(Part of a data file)
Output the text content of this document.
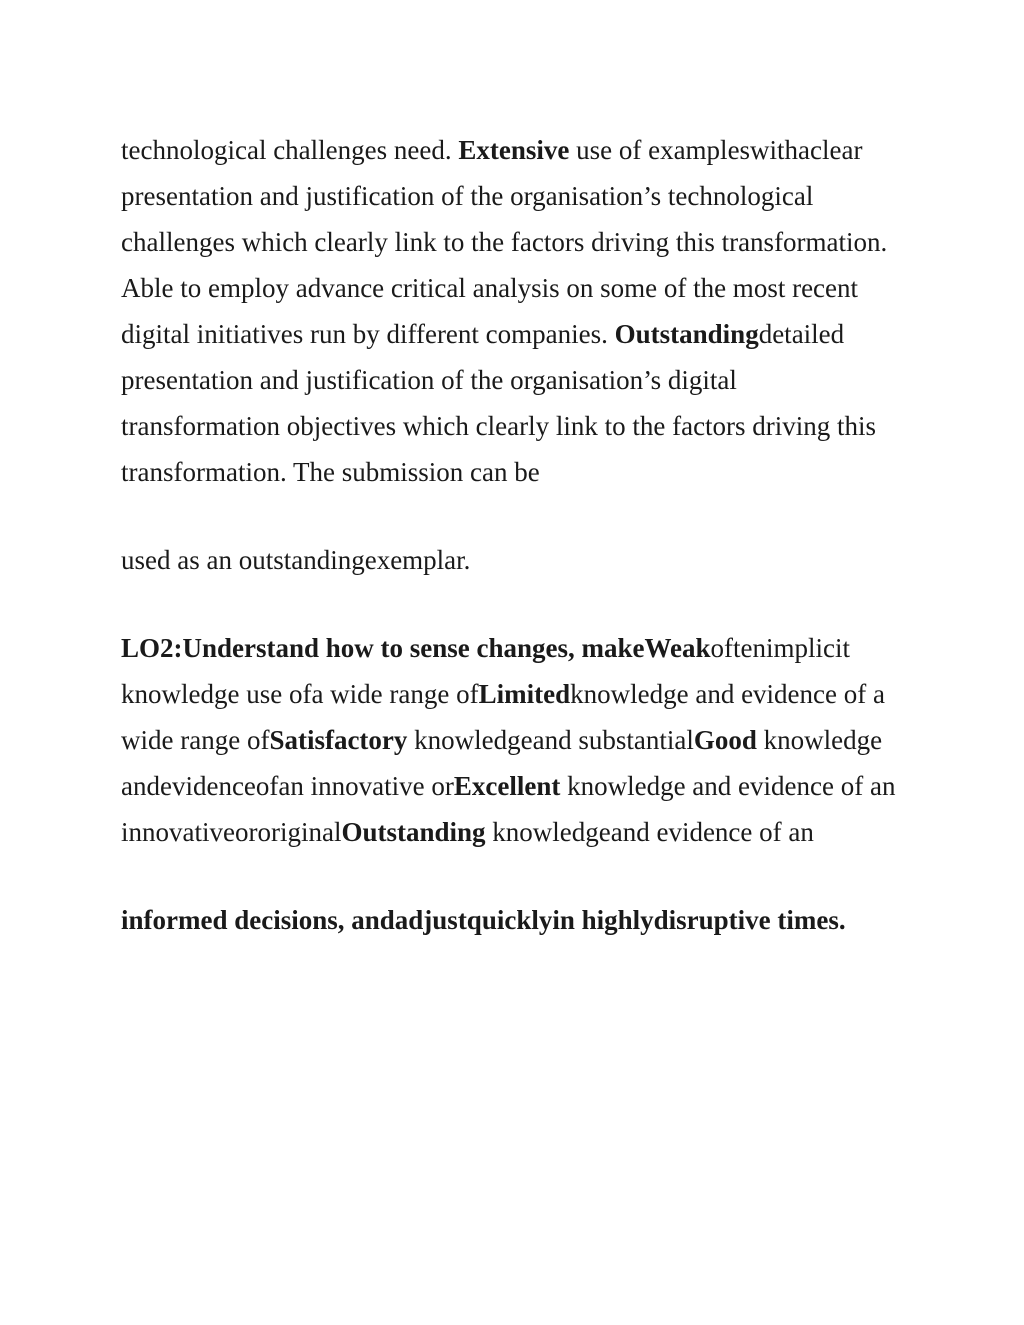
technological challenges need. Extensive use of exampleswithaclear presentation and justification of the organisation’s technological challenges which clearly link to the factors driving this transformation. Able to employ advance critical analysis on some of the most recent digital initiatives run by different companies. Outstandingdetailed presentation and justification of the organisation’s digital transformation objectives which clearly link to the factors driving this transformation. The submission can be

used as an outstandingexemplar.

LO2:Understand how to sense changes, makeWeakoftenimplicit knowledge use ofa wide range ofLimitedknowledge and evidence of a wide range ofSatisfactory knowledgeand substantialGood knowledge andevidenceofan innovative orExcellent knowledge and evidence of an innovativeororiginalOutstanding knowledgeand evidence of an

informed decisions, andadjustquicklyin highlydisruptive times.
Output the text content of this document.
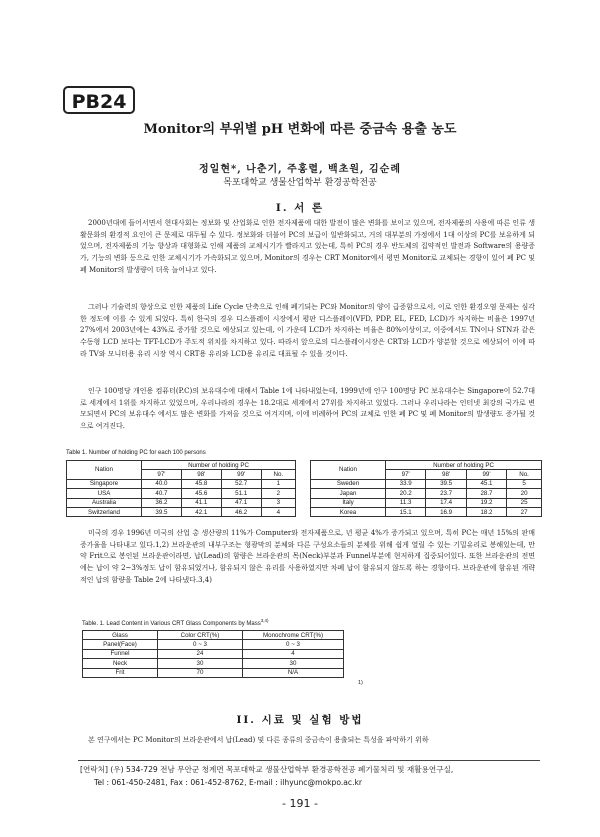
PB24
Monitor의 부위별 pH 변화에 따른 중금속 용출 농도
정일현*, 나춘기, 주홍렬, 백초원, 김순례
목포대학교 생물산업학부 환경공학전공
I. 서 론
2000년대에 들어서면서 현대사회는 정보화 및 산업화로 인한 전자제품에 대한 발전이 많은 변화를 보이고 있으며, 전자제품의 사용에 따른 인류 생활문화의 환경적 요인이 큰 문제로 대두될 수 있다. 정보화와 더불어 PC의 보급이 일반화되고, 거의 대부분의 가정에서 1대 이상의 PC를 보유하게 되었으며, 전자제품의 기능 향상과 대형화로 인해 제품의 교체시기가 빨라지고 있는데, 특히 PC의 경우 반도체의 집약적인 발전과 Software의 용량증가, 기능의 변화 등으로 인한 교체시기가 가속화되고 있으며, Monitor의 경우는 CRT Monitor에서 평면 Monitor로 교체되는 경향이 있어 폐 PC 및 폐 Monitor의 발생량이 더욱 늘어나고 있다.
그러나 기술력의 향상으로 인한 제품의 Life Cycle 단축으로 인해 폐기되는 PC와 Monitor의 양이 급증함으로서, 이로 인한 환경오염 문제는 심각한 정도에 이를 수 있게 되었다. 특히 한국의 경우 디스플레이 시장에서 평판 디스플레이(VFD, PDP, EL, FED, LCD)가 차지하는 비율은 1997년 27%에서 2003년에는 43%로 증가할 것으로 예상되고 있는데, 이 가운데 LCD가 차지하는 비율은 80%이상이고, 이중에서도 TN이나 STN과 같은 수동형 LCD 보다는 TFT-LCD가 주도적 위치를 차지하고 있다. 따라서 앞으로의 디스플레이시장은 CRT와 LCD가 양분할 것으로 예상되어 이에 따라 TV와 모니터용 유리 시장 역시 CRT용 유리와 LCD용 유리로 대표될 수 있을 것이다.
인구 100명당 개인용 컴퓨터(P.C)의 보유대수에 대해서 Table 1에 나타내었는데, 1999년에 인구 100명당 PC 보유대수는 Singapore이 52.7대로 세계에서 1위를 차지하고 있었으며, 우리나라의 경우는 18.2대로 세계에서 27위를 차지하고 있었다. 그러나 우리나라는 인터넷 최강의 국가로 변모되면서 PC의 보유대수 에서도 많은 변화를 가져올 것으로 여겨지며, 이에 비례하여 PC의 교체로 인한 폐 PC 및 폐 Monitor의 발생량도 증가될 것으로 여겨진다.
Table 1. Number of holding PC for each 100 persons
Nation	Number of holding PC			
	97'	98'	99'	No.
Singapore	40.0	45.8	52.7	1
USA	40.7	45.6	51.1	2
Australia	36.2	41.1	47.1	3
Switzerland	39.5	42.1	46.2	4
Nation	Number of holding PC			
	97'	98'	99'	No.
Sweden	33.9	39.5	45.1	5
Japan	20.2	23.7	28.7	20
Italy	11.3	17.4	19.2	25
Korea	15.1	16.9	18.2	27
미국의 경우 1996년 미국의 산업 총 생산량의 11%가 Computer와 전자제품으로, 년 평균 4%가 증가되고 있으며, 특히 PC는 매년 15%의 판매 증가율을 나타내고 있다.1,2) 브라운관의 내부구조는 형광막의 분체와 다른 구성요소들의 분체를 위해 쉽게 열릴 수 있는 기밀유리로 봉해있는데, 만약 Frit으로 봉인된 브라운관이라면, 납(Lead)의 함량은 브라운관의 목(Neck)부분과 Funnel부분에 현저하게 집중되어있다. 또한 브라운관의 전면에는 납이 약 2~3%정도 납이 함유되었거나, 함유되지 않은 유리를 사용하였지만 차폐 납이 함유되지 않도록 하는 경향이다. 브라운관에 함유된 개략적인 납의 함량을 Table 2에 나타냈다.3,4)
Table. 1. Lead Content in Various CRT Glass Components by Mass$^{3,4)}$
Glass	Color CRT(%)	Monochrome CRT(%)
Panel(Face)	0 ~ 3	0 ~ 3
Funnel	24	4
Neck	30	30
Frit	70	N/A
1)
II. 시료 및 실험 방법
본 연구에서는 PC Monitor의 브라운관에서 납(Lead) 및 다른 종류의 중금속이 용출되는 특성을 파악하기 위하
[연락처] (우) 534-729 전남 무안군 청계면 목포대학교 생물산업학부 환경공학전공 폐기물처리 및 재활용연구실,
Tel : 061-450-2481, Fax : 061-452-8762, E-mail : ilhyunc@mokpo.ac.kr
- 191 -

==

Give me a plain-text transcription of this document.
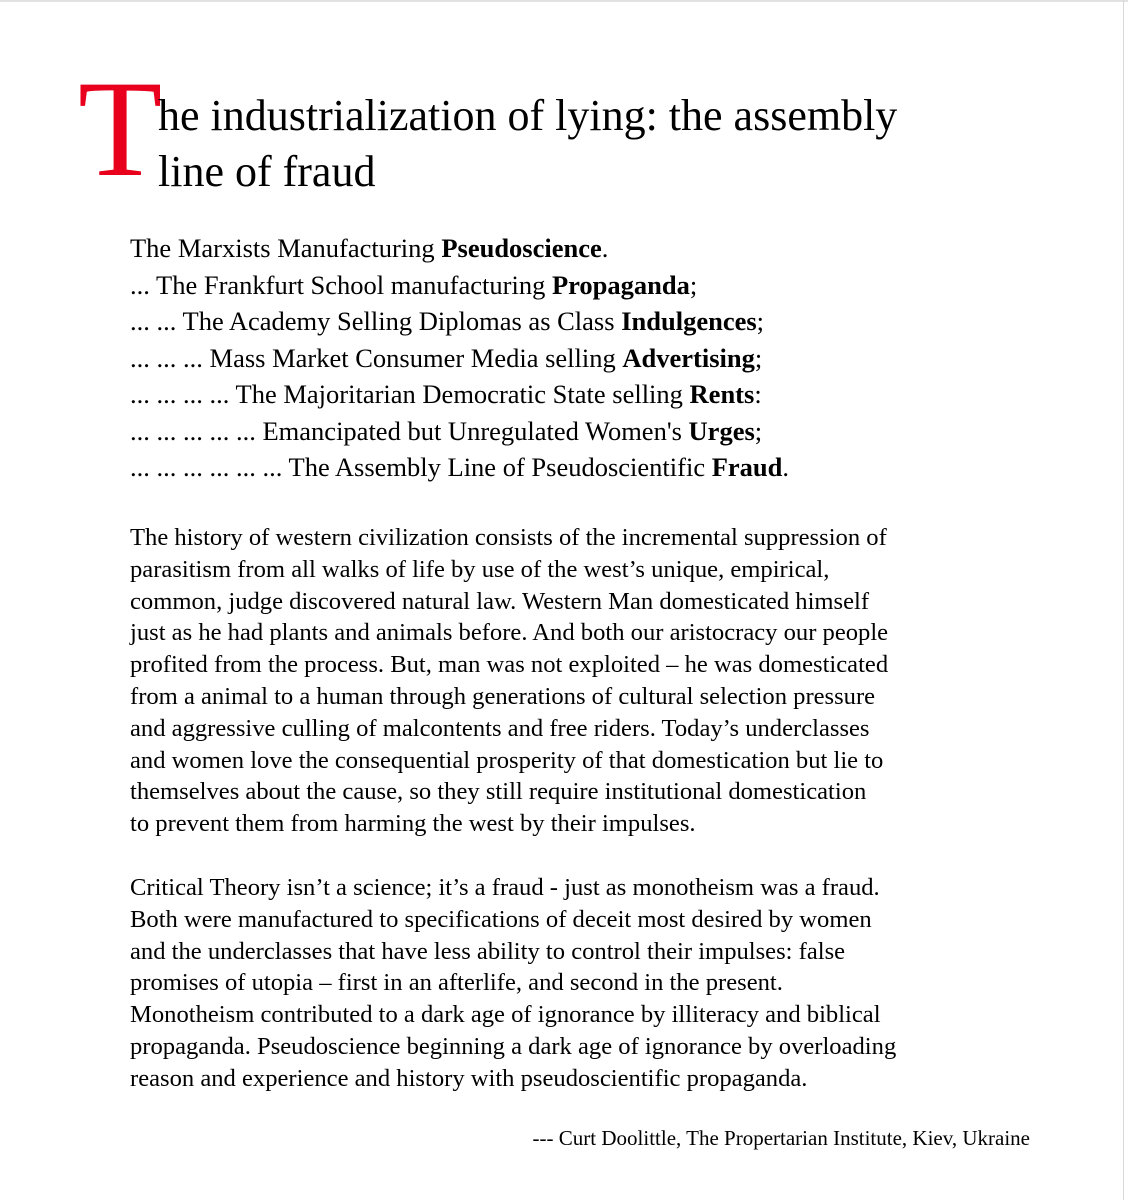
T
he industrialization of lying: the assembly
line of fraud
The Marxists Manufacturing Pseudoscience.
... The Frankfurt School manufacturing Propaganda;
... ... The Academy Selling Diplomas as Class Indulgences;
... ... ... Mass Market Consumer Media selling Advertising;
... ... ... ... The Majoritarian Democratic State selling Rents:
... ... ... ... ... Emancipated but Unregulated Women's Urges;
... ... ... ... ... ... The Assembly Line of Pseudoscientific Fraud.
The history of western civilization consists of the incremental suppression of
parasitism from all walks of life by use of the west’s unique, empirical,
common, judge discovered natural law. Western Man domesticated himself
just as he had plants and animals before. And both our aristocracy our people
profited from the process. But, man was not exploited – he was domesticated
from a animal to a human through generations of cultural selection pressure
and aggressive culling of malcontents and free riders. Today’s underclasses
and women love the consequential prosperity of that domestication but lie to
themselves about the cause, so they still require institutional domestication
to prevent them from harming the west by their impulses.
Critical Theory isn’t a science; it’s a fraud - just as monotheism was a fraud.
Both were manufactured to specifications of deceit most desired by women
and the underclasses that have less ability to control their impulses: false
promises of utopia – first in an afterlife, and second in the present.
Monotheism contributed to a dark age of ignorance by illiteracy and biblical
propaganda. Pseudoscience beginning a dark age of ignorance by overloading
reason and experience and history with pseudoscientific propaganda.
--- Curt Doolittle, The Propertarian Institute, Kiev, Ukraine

• **Task to complete**
Copy every line that includes the string "Pseudoscience" from the material above.

• **Final result**
The Marxists Manufacturing Pseudoscience.
propaganda. Pseudoscience beginning a dark age of ignorance by overloading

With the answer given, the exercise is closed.